◆ Problem details ◆
Write every line out verbatim and omit the pictures.

▬▬▬▬▬▬▬▬▬▬

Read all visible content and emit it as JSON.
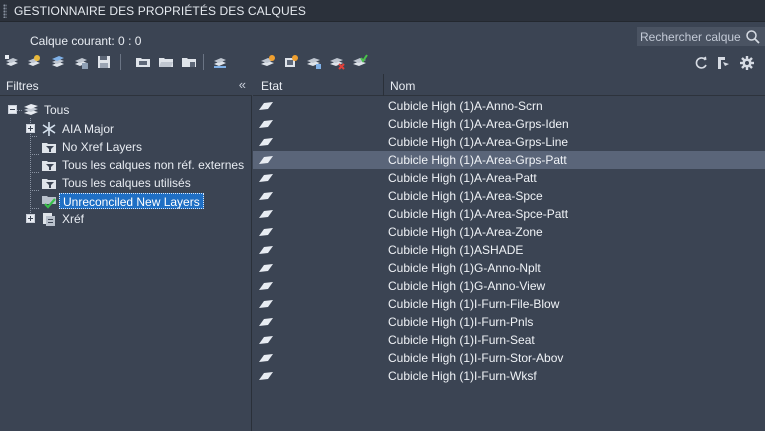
{
  "window": {
    "title": "GESTIONNAIRE DES PROPRIÉTÉS DES CALQUES"
  },
  "current_layer": "Calque courant: 0 : 0",
  "search": {
    "placeholder": "Rechercher calque"
  },
  "filters": {
    "header": "Filtres",
    "collapse_glyph": "«",
    "tree": [
      {
        "label": "Tous",
        "icon": "layer-stack-icon"
      },
      {
        "label": "AIA Major",
        "icon": "filter-snowflake-icon"
      },
      {
        "label": "No Xref Layers",
        "icon": "filter-folder-icon"
      },
      {
        "label": "Tous les calques non réf. externes",
        "icon": "filter-folder-icon"
      },
      {
        "label": "Tous les calques utilisés",
        "icon": "filter-folder-icon"
      },
      {
        "label": "Unreconciled New Layers",
        "icon": "filter-check-icon",
        "selected": true
      },
      {
        "label": "Xréf",
        "icon": "xref-icon"
      }
    ]
  },
  "columns": {
    "state": "Etat",
    "name": "Nom"
  },
  "layers": [
    {
      "name": "Cubicle High (1)A-Anno-Scrn"
    },
    {
      "name": "Cubicle High (1)A-Area-Grps-Iden"
    },
    {
      "name": "Cubicle High (1)A-Area-Grps-Line"
    },
    {
      "name": "Cubicle High (1)A-Area-Grps-Patt",
      "selected": true
    },
    {
      "name": "Cubicle High (1)A-Area-Patt"
    },
    {
      "name": "Cubicle High (1)A-Area-Spce"
    },
    {
      "name": "Cubicle High (1)A-Area-Spce-Patt"
    },
    {
      "name": "Cubicle High (1)A-Area-Zone"
    },
    {
      "name": "Cubicle High (1)ASHADE"
    },
    {
      "name": "Cubicle High (1)G-Anno-Nplt"
    },
    {
      "name": "Cubicle High (1)G-Anno-View"
    },
    {
      "name": "Cubicle High (1)I-Furn-File-Blow"
    },
    {
      "name": "Cubicle High (1)I-Furn-Pnls"
    },
    {
      "name": "Cubicle High (1)I-Furn-Seat"
    },
    {
      "name": "Cubicle High (1)I-Furn-Stor-Abov"
    },
    {
      "name": "Cubicle High (1)I-Furn-Wksf"
    }
  ],
  "colors": {
    "background": "#3b4453",
    "titlebar": "#2b313b",
    "selection_blue": "#1f6fc4",
    "row_selected": "#5a6579"
  }
}
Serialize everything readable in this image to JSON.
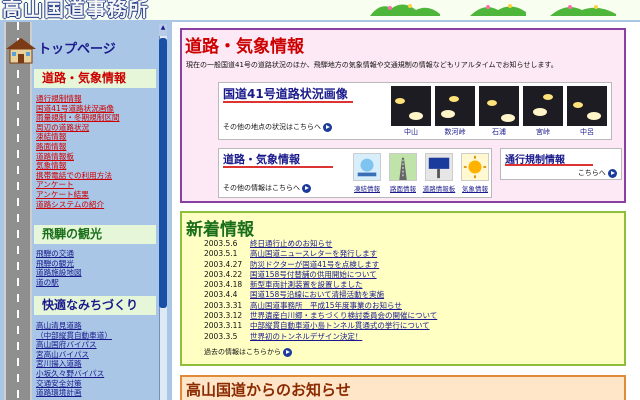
{
  "banner": {
    "logo_text": "高山国道事務所"
  },
  "sidebar": {
    "top_page": "トップページ",
    "road_weather_heading": "道路・気象情報",
    "road_weather_links": [
      "通行規制情報",
      "国道41号道路状況画像",
      "雨量規制・冬期規制区間",
      "周辺の道路状況",
      "凍結情報",
      "路面情報",
      "道路情報板",
      "気象情報",
      "携帯電話での利用方法",
      "アンケート",
      "アンケート結果",
      "道路システムの紹介"
    ],
    "hida_heading": "飛騨の観光",
    "hida_links": [
      "飛騨の交通",
      "飛騨の観光",
      "道路施設地図",
      "道の駅"
    ],
    "michizukuri_heading": "快適なみちづくり",
    "michizukuri_links": [
      "高山清見道路",
      "（中部縦貫自動車道）",
      "高山国府バイパス",
      "宮高山バイパス",
      "宮川揚入道路",
      "小坂久々野バイパス",
      "交通安全対策",
      "道路環境計画"
    ]
  },
  "road_panel": {
    "title": "道路・気象情報",
    "description": "現在の一般国道41号の道路状況のほか、飛騨地方の気象情報や交通規制の情報などもリアルタイムでお知らせします。",
    "camera_section": {
      "title": "国道41号道路状況画像",
      "other_text": "その他の地点の状況はこちらへ",
      "cameras": [
        "中山",
        "数河峠",
        "石浦",
        "宮峠",
        "中呂"
      ]
    },
    "weather_section": {
      "title": "道路・気象情報",
      "other_text": "その他の情報はこちらへ",
      "icons": [
        "凍結情報",
        "路面情報",
        "道路情報板",
        "気象情報"
      ]
    },
    "regulation_section": {
      "title": "通行規制情報",
      "more_text": "こちらへ"
    }
  },
  "news_panel": {
    "title": "新着情報",
    "items": [
      {
        "date": "2003.5.6",
        "text": "終日通行止めのお知らせ"
      },
      {
        "date": "2003.5.1",
        "text": "高山国道ニュースレターを発行します"
      },
      {
        "date": "2003.4.27",
        "text": "防災ドクターが国道41号を点検します"
      },
      {
        "date": "2003.4.22",
        "text": "国道158号付替舗の供用開始について"
      },
      {
        "date": "2003.4.18",
        "text": "新型車両計測装置を設置しました"
      },
      {
        "date": "2003.4.4",
        "text": "国道158号沿線において清掃活動を実施"
      },
      {
        "date": "2003.3.31",
        "text": "高山国道事務所　平成15年度事業のお知らせ"
      },
      {
        "date": "2003.3.12",
        "text": "世界遺産白川郷・まちづくり検討委員会の開催について"
      },
      {
        "date": "2003.3.11",
        "text": "中部縦貫自動車道小島トンネル貫通式の挙行について"
      },
      {
        "date": "2003.3.5",
        "text": "世界初のトンネルデザイン決定！"
      }
    ],
    "more_text": "過去の情報はこちらから"
  },
  "notice_panel": {
    "title": "高山国道からのお知らせ"
  }
}
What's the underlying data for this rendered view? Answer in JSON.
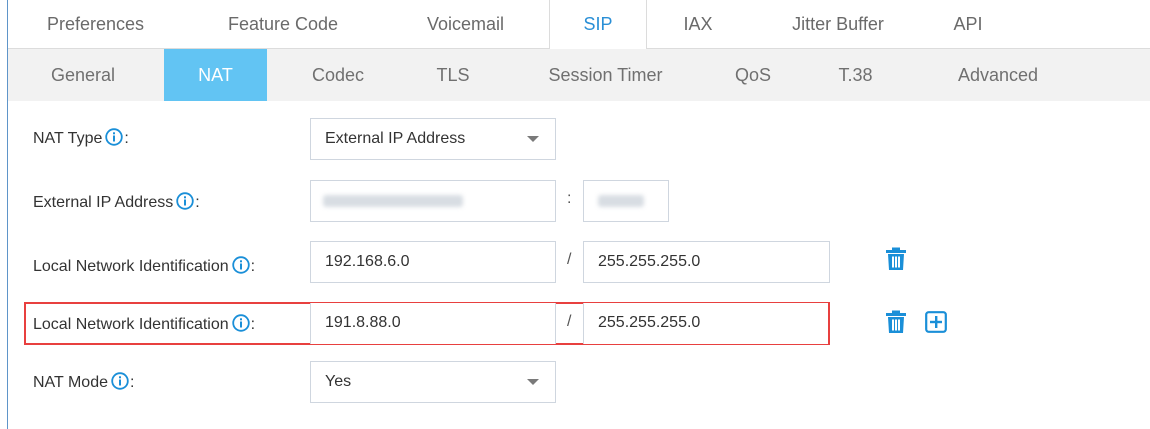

▬▬▬▬▬▬▬▬▬▬

◆ The answer ◆
Read all visible content and emit it as JSON.
{
  "window": {
    "title": "GESTIONNAIRE DES PROPRIÉTÉS DES CALQUES"
  },
  "current_layer": "Calque courant: 0 : 0",
  "search": {
    "placeholder": "Rechercher calque"
  },
  "filters": {
    "header": "Filtres",
    "collapse_glyph": "«",
    "tree": [
      {
        "label": "Tous",
        "icon": "layer-stack-icon"
      },
      {
        "label": "AIA Major",
        "icon": "filter-snowflake-icon"
      },
      {
        "label": "No Xref Layers",
        "icon": "filter-folder-icon"
      },
      {
        "label": "Tous les calques non réf. externes",
        "icon": "filter-folder-icon"
      },
      {
        "label": "Tous les calques utilisés",
        "icon": "filter-folder-icon"
      },
      {
        "label": "Unreconciled New Layers",
        "icon": "filter-check-icon",
        "selected": true
      },
      {
        "label": "Xréf",
        "icon": "xref-icon"
      }
    ]
  },
  "columns": {
    "state": "Etat",
    "name": "Nom"
  },
  "layers": [
    {
      "name": "Cubicle High (1)A-Anno-Scrn"
    },
    {
      "name": "Cubicle High (1)A-Area-Grps-Iden"
    },
    {
      "name": "Cubicle High (1)A-Area-Grps-Line"
    },
    {
      "name": "Cubicle High (1)A-Area-Grps-Patt",
      "selected": true
    },
    {
      "name": "Cubicle High (1)A-Area-Patt"
    },
    {
      "name": "Cubicle High (1)A-Area-Spce"
    },
    {
      "name": "Cubicle High (1)A-Area-Spce-Patt"
    },
    {
      "name": "Cubicle High (1)A-Area-Zone"
    },
    {
      "name": "Cubicle High (1)ASHADE"
    },
    {
      "name": "Cubicle High (1)G-Anno-Nplt"
    },
    {
      "name": "Cubicle High (1)G-Anno-View"
    },
    {
      "name": "Cubicle High (1)I-Furn-File-Blow"
    },
    {
      "name": "Cubicle High (1)I-Furn-Pnls"
    },
    {
      "name": "Cubicle High (1)I-Furn-Seat"
    },
    {
      "name": "Cubicle High (1)I-Furn-Stor-Abov"
    },
    {
      "name": "Cubicle High (1)I-Furn-Wksf"
    }
  ],
  "colors": {
    "background": "#3b4453",
    "titlebar": "#2b313b",
    "selection_blue": "#1f6fc4",
    "row_selected": "#5a6579"
  }
}
Serialize everything readable in this image to JSON.
{
  "banner": {
    "logo_text": "高山国道事務所"
  },
  "sidebar": {
    "top_page": "トップページ",
    "road_weather_heading": "道路・気象情報",
    "road_weather_links": [
      "通行規制情報",
      "国道41号道路状況画像",
      "雨量規制・冬期規制区間",
      "周辺の道路状況",
      "凍結情報",
      "路面情報",
      "道路情報板",
      "気象情報",
      "携帯電話での利用方法",
      "アンケート",
      "アンケート結果",
      "道路システムの紹介"
    ],
    "hida_heading": "飛騨の観光",
    "hida_links": [
      "飛騨の交通",
      "飛騨の観光",
      "道路施設地図",
      "道の駅"
    ],
    "michizukuri_heading": "快適なみちづくり",
    "michizukuri_links": [
      "高山清見道路",
      "（中部縦貫自動車道）",
      "高山国府バイパス",
      "宮高山バイパス",
      "宮川揚入道路",
      "小坂久々野バイパス",
      "交通安全対策",
      "道路環境計画"
    ]
  },
  "road_panel": {
    "title": "道路・気象情報",
    "description": "現在の一般国道41号の道路状況のほか、飛騨地方の気象情報や交通規制の情報などもリアルタイムでお知らせします。",
    "camera_section": {
      "title": "国道41号道路状況画像",
      "other_text": "その他の地点の状況はこちらへ",
      "cameras": [
        "中山",
        "数河峠",
        "石浦",
        "宮峠",
        "中呂"
      ]
    },
    "weather_section": {
      "title": "道路・気象情報",
      "other_text": "その他の情報はこちらへ",
      "icons": [
        "凍結情報",
        "路面情報",
        "道路情報板",
        "気象情報"
      ]
    },
    "regulation_section": {
      "title": "通行規制情報",
      "more_text": "こちらへ"
    }
  },
  "news_panel": {
    "title": "新着情報",
    "items": [
      {
        "date": "2003.5.6",
        "text": "終日通行止めのお知らせ"
      },
      {
        "date": "2003.5.1",
        "text": "高山国道ニュースレターを発行します"
      },
      {
        "date": "2003.4.27",
        "text": "防災ドクターが国道41号を点検します"
      },
      {
        "date": "2003.4.22",
        "text": "国道158号付替舗の供用開始について"
      },
      {
        "date": "2003.4.18",
        "text": "新型車両計測装置を設置しました"
      },
      {
        "date": "2003.4.4",
        "text": "国道158号沿線において清掃活動を実施"
      },
      {
        "date": "2003.3.31",
        "text": "高山国道事務所　平成15年度事業のお知らせ"
      },
      {
        "date": "2003.3.12",
        "text": "世界遺産白川郷・まちづくり検討委員会の開催について"
      },
      {
        "date": "2003.3.11",
        "text": "中部縦貫自動車道小島トンネル貫通式の挙行について"
      },
      {
        "date": "2003.3.5",
        "text": "世界初のトンネルデザイン決定！"
      }
    ],
    "more_text": "過去の情報はこちらから"
  },
  "notice_panel": {
    "title": "高山国道からのお知らせ"
  }
}
What's the underlying data for this rendered view? Answer in JSON.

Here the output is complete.